Saved data entries
※ ※ ※

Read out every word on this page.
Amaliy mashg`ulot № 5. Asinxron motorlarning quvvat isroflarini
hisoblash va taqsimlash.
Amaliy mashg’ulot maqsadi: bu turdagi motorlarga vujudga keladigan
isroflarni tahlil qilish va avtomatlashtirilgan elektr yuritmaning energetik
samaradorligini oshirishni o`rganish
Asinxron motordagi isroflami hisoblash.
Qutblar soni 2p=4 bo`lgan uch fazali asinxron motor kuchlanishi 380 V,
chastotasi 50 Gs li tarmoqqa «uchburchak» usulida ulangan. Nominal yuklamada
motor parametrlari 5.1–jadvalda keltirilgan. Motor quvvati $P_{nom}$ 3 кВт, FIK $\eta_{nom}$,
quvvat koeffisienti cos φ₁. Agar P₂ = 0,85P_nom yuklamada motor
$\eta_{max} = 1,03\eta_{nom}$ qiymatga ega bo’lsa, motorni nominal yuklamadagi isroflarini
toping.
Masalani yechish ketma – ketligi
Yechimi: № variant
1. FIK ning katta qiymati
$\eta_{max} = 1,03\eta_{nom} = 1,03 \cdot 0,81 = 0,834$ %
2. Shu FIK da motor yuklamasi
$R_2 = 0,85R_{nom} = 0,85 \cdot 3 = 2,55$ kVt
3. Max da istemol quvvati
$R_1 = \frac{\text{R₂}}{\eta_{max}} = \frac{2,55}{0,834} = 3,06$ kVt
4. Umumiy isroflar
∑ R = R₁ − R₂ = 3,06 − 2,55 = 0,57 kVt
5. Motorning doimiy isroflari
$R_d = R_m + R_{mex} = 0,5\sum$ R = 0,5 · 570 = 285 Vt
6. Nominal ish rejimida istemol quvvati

※ ※ ※

**The problem**
Search the lines above for the string "mashg", then show every one that has it.

**Output for this task**
Amaliy mashg`ulot № 5. Asinxron motorlarning quvvat isroflarini
Amaliy mashg’ulot maqsadi: bu turdagi motorlarga vujudga keladigan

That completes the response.